*The request*: Return every line below in which "that" appears.

BEGIN Data to use

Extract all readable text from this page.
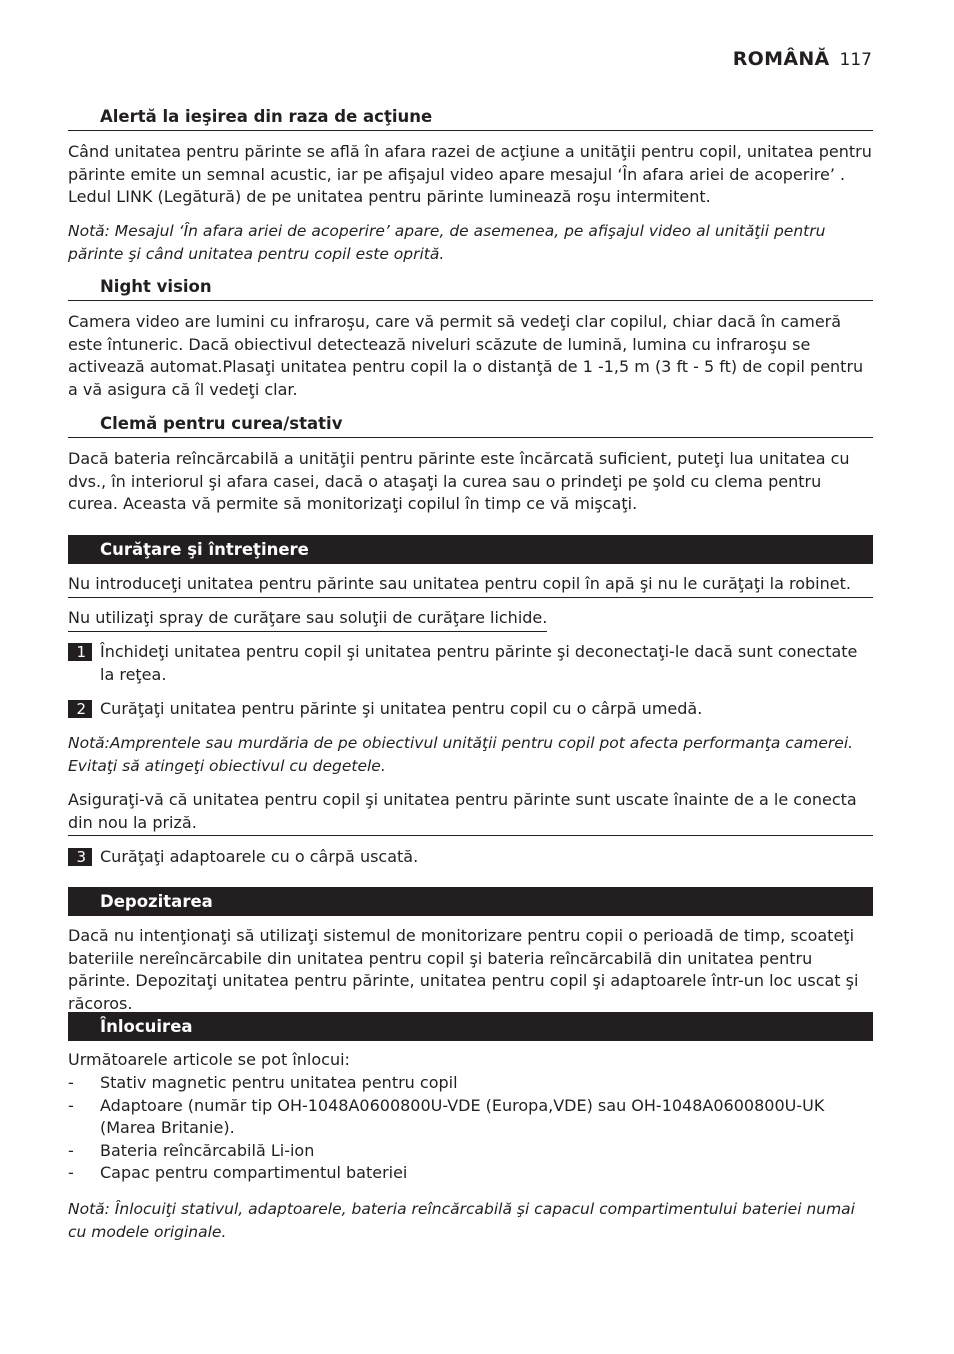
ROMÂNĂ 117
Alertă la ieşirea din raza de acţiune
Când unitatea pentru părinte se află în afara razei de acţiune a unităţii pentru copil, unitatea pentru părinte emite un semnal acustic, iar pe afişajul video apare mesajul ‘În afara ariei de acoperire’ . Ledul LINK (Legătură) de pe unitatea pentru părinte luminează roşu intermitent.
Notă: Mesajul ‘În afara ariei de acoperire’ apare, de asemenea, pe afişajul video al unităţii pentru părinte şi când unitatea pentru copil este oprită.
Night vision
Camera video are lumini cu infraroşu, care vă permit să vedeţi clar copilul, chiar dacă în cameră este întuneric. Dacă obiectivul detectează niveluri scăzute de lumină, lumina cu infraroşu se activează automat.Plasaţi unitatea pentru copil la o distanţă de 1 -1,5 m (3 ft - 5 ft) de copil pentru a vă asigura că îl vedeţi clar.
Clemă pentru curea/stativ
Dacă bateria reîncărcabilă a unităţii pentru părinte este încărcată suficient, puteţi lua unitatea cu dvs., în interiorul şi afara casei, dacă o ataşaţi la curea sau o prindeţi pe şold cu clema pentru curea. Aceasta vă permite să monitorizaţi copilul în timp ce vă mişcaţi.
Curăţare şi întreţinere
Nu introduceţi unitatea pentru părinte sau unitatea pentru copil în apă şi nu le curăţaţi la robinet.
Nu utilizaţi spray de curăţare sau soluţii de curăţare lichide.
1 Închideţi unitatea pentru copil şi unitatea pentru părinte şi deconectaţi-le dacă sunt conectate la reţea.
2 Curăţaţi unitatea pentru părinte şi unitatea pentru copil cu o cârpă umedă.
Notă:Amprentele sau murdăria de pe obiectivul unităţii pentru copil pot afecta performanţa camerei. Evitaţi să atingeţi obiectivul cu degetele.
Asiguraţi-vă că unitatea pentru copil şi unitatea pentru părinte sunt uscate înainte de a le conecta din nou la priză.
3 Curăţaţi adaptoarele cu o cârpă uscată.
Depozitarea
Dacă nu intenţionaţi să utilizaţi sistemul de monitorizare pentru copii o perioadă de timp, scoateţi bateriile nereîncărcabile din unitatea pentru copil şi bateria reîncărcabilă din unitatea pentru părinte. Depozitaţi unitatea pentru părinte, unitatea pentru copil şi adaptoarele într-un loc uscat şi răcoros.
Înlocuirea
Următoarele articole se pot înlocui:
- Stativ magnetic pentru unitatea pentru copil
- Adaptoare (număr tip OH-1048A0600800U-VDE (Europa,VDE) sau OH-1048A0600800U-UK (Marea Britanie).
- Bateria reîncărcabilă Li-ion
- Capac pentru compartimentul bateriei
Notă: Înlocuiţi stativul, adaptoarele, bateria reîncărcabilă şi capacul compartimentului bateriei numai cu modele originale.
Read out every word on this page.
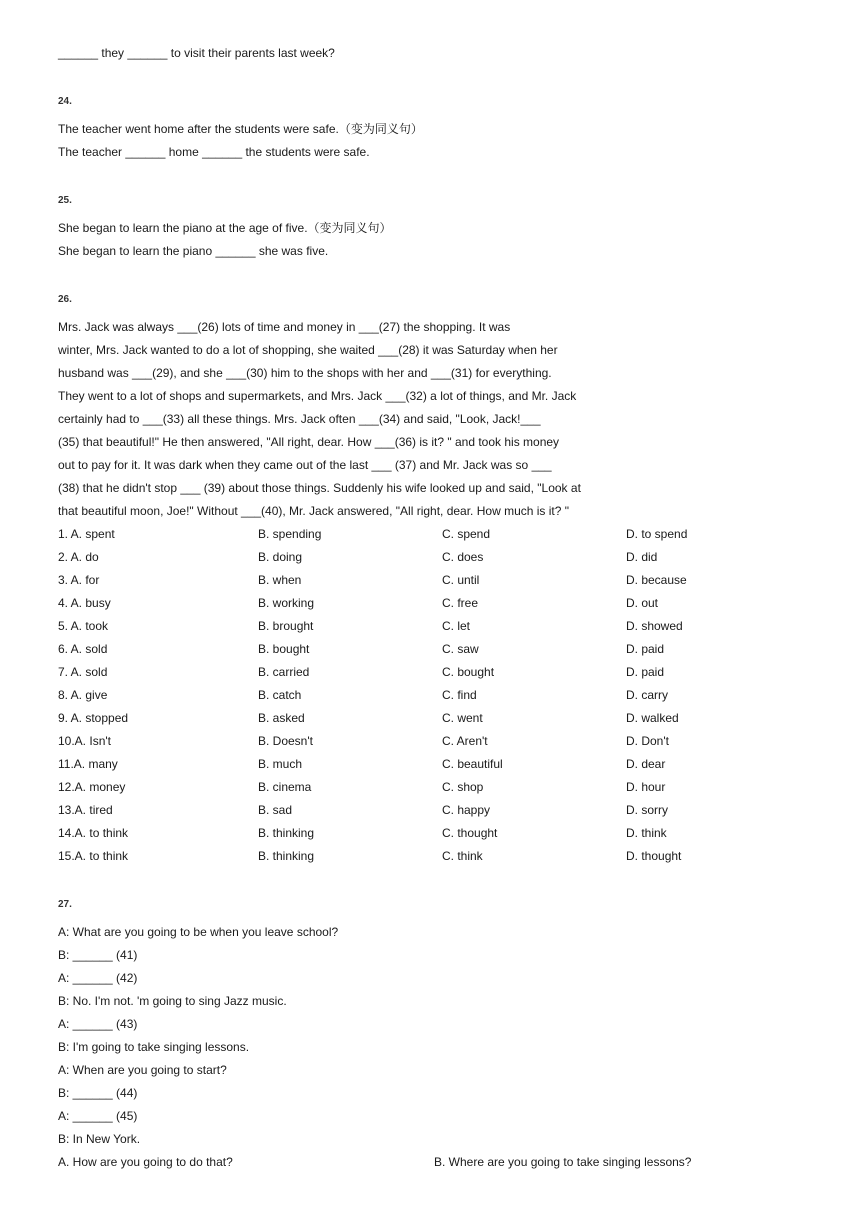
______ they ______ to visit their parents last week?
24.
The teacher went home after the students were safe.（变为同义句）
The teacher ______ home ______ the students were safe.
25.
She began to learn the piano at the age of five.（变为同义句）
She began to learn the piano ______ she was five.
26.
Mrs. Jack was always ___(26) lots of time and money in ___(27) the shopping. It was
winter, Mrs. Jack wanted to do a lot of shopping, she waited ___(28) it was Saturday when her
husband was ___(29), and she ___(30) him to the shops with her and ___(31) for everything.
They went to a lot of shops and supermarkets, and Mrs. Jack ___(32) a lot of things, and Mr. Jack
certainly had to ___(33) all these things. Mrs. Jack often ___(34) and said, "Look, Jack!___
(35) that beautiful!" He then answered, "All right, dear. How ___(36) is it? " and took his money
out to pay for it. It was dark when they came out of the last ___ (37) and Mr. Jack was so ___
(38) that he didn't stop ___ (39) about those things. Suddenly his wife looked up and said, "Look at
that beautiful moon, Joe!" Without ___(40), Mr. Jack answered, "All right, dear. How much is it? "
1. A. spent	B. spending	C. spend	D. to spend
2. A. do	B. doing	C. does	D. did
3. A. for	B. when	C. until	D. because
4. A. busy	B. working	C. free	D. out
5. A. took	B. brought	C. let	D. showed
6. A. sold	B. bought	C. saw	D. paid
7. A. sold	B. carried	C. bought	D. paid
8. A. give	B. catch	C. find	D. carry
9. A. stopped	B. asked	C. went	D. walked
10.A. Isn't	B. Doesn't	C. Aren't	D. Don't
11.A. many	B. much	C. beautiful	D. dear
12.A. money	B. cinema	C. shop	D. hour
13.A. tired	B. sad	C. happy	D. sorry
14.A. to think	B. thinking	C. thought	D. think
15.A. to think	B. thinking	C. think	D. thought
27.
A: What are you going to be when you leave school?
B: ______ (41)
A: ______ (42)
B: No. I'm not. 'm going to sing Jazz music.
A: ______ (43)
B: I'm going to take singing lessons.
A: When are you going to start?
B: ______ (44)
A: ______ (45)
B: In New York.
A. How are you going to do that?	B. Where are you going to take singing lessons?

END Data to use
BEGIN Data to use

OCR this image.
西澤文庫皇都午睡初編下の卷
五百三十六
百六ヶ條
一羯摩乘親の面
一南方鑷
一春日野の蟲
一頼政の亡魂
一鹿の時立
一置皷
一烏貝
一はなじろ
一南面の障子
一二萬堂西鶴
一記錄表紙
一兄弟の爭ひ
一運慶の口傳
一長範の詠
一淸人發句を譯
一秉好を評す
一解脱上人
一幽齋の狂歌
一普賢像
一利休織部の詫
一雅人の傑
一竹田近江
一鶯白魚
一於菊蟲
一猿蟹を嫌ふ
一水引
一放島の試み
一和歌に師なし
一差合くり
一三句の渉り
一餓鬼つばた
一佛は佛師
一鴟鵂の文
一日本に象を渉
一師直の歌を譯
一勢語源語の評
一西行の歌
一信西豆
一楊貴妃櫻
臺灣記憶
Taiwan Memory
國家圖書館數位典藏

END Data to use
BEGIN Data to use

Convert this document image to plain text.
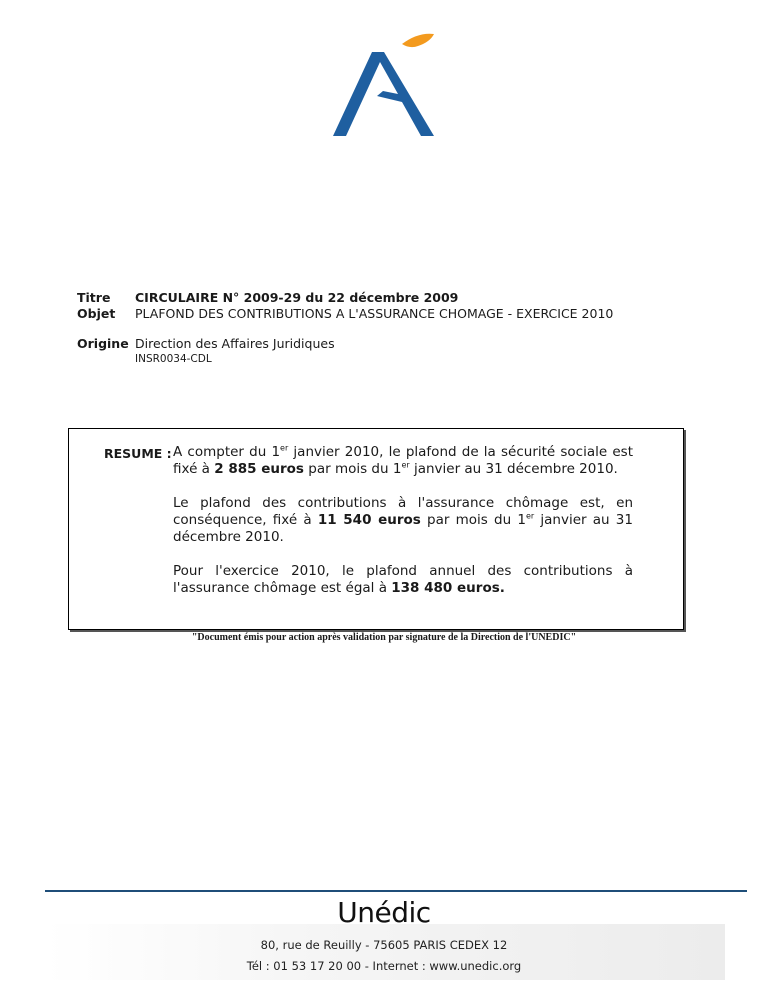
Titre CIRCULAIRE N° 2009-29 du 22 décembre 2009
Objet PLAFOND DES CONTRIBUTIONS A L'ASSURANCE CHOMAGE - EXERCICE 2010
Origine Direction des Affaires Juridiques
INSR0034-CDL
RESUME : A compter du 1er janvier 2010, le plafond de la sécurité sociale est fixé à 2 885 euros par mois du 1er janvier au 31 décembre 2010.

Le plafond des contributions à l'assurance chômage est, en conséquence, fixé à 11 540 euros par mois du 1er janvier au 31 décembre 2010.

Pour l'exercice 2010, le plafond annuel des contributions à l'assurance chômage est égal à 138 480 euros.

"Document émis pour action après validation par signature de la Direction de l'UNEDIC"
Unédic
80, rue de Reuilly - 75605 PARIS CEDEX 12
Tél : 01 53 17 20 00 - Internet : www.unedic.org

END Data to use

*Solution below*:
(35) that beautiful!" He then answered, "All right, dear. How ___(36) is it? " and took his money
(38) that he didn't stop ___ (39) about those things. Suddenly his wife looked up and said, "Look at
that beautiful moon, Joe!" Without ___(40), Mr. Jack answered, "All right, dear. How much is it? "
A. How are you going to do that?	B. Where are you going to take singing lessons?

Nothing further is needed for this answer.